• [MATERIALS PROVIDED]:
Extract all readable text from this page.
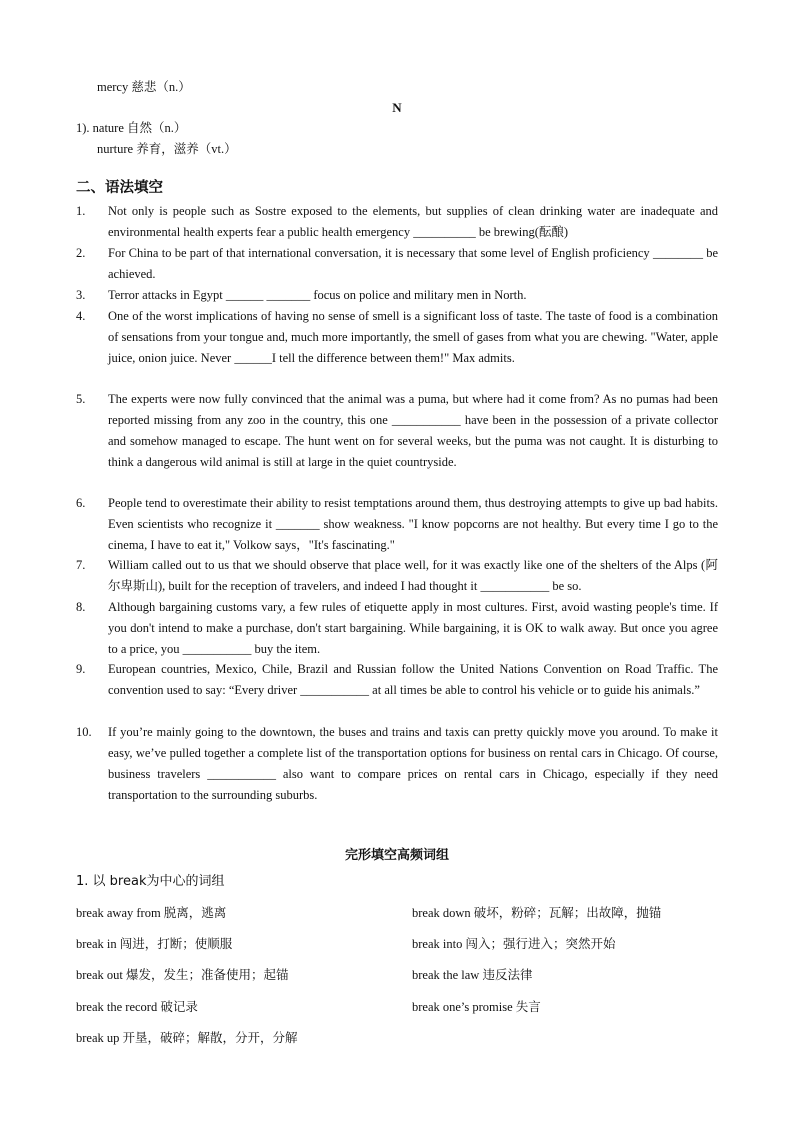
mercy 慈悲（n.）
N
1). nature 自然（n.）
nurture 养育，滋养（vt.）
二、语法填空
1. Not only is people such as Sostre exposed to the elements, but supplies of clean drinking water are inadequate and environmental health experts fear a public health emergency __________ be brewing(酝酿)
2. For China to be part of that international conversation, it is necessary that some level of English proficiency ________ be achieved.
3. Terror attacks in Egypt ______ _______ focus on police and military men in North.
4. One of the worst implications of having no sense of smell is a significant loss of taste. The taste of food is a combination of sensations from your tongue and, much more importantly, the smell of gases from what you are chewing. "Water, apple juice, onion juice. Never ______I tell the difference between them!" Max admits.
5. The experts were now fully convinced that the animal was a puma, but where had it come from? As no pumas had been reported missing from any zoo in the country, this one ___________ have been in the possession of a private collector and somehow managed to escape. The hunt went on for several weeks, but the puma was not caught. It is disturbing to think a dangerous wild animal is still at large in the quiet countryside.
6. People tend to overestimate their ability to resist temptations around them, thus destroying attempts to give up bad habits. Even scientists who recognize it _______ show weakness. "I know popcorns are not healthy. But every time I go to the cinema, I have to eat it," Volkow says，"It's fascinating."
7. William called out to us that we should observe that place well, for it was exactly like one of the shelters of the Alps (阿尔卑斯山), built for the reception of travelers, and indeed I had thought it ___________ be so.
8. Although bargaining customs vary, a few rules of etiquette apply in most cultures. First, avoid wasting people's time. If you don't intend to make a purchase, don't start bargaining. While bargaining, it is OK to walk away. But once you agree to a price, you ___________ buy the item.
9. European countries, Mexico, Chile, Brazil and Russian follow the United Nations Convention on Road Traffic. The convention used to say: “Every driver ___________ at all times be able to control his vehicle or to guide his animals.”
10. If you’re mainly going to the downtown, the buses and trains and taxis can pretty quickly move you around. To make it easy, we’ve pulled together a complete list of the transportation options for business on rental cars in Chicago. Of course, business travelers ___________ also want to compare prices on rental cars in Chicago, especially if they need transportation to the surrounding suburbs.
完形填空高频词组
1. 以 break为中心的词组
break away from 脱离，逃离
break in 闯进，打断；使顺服
break out 爆发，发生；准备使用；起锚
break the record 破记录
break up 开垦，破碎；解散，分开，分解
break down 破坏，粉碎；瓦解；出故障，抛锚
break into 闯入；强行进入；突然开始
break the law 违反法律
break one’s promise 失言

• [GOAL]: Output the records above exactly as they are, leaving out the pictures.

• [CORRECT OUTPUT]:
Extract all readable text from this page.
mercy 慈悲（n.）
N
1). nature 自然（n.）
nurture 养育，滋养（vt.）
二、语法填空
1. Not only is people such as Sostre exposed to the elements, but supplies of clean drinking water are inadequate and environmental health experts fear a public health emergency __________ be brewing(酝酿)
2. For China to be part of that international conversation, it is necessary that some level of English proficiency ________ be achieved.
3. Terror attacks in Egypt ______ _______ focus on police and military men in North.
4. One of the worst implications of having no sense of smell is a significant loss of taste. The taste of food is a combination of sensations from your tongue and, much more importantly, the smell of gases from what you are chewing. "Water, apple juice, onion juice. Never ______I tell the difference between them!" Max admits.
5. The experts were now fully convinced that the animal was a puma, but where had it come from? As no pumas had been reported missing from any zoo in the country, this one ___________ have been in the possession of a private collector and somehow managed to escape. The hunt went on for several weeks, but the puma was not caught. It is disturbing to think a dangerous wild animal is still at large in the quiet countryside.
6. People tend to overestimate their ability to resist temptations around them, thus destroying attempts to give up bad habits. Even scientists who recognize it _______ show weakness. "I know popcorns are not healthy. But every time I go to the cinema, I have to eat it," Volkow says，"It's fascinating."
7. William called out to us that we should observe that place well, for it was exactly like one of the shelters of the Alps (阿尔卑斯山), built for the reception of travelers, and indeed I had thought it ___________ be so.
8. Although bargaining customs vary, a few rules of etiquette apply in most cultures. First, avoid wasting people's time. If you don't intend to make a purchase, don't start bargaining. While bargaining, it is OK to walk away. But once you agree to a price, you ___________ buy the item.
9. European countries, Mexico, Chile, Brazil and Russian follow the United Nations Convention on Road Traffic. The convention used to say: “Every driver ___________ at all times be able to control his vehicle or to guide his animals.”
10. If you’re mainly going to the downtown, the buses and trains and taxis can pretty quickly move you around. To make it easy, we’ve pulled together a complete list of the transportation options for business on rental cars in Chicago. Of course, business travelers ___________ also want to compare prices on rental cars in Chicago, especially if they need transportation to the surrounding suburbs.
完形填空高频词组
1. 以 break为中心的词组
break away from 脱离，逃离
break in 闯进，打断；使顺服
break out 爆发，发生；准备使用；起锚
break the record 破记录
break up 开垦，破碎；解散，分开，分解
break down 破坏，粉碎；瓦解；出故障，抛锚
break into 闯入；强行进入；突然开始
break the law 违反法律
break one’s promise 失言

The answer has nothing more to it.